▶ [Exercise brief]: Give the number of lines that contain the string "быть", please, and nothing else.

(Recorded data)
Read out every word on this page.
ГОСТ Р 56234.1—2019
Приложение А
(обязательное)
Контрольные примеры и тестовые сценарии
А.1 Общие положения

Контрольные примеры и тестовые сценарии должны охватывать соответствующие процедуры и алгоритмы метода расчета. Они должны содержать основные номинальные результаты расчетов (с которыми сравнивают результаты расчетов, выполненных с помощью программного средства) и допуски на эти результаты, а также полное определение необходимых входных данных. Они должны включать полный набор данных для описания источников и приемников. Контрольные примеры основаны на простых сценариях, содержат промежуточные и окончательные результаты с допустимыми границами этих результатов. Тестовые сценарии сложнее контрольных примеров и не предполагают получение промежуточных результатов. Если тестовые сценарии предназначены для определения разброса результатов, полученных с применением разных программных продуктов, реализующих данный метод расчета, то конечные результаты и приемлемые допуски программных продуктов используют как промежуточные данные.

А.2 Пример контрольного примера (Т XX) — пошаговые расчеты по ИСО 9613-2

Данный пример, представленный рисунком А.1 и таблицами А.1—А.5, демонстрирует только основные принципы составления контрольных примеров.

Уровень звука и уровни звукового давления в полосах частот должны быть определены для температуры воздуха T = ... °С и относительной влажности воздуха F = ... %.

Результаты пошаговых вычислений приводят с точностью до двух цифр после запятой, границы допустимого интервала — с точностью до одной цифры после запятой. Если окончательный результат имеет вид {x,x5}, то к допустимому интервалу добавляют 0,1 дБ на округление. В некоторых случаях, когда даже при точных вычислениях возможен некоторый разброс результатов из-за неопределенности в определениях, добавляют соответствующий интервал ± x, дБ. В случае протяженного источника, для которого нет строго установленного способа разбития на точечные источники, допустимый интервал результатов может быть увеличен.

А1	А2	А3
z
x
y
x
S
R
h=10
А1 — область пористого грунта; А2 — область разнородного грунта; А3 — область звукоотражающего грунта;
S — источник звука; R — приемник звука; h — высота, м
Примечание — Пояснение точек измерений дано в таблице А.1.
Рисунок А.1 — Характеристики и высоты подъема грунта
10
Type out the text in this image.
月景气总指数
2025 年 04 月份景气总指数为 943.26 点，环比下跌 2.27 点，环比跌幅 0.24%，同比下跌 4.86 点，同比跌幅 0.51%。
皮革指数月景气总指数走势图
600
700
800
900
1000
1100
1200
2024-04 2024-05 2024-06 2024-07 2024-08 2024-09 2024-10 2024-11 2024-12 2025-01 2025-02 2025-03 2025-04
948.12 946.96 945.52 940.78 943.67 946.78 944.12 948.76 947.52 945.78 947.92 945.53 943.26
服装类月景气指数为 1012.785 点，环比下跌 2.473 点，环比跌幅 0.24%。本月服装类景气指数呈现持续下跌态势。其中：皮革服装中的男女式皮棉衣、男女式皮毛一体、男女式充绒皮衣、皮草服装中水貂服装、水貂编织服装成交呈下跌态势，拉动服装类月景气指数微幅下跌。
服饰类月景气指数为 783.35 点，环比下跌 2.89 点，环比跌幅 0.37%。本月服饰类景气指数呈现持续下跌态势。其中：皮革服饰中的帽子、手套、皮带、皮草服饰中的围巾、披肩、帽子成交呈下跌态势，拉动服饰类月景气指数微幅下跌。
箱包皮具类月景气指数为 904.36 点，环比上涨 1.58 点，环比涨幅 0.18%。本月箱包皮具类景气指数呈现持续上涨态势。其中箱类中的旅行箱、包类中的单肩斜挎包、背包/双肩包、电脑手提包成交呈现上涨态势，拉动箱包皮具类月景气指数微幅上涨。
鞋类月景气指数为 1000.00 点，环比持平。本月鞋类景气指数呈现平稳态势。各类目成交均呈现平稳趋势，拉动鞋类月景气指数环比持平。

▶ [The completed task]: 2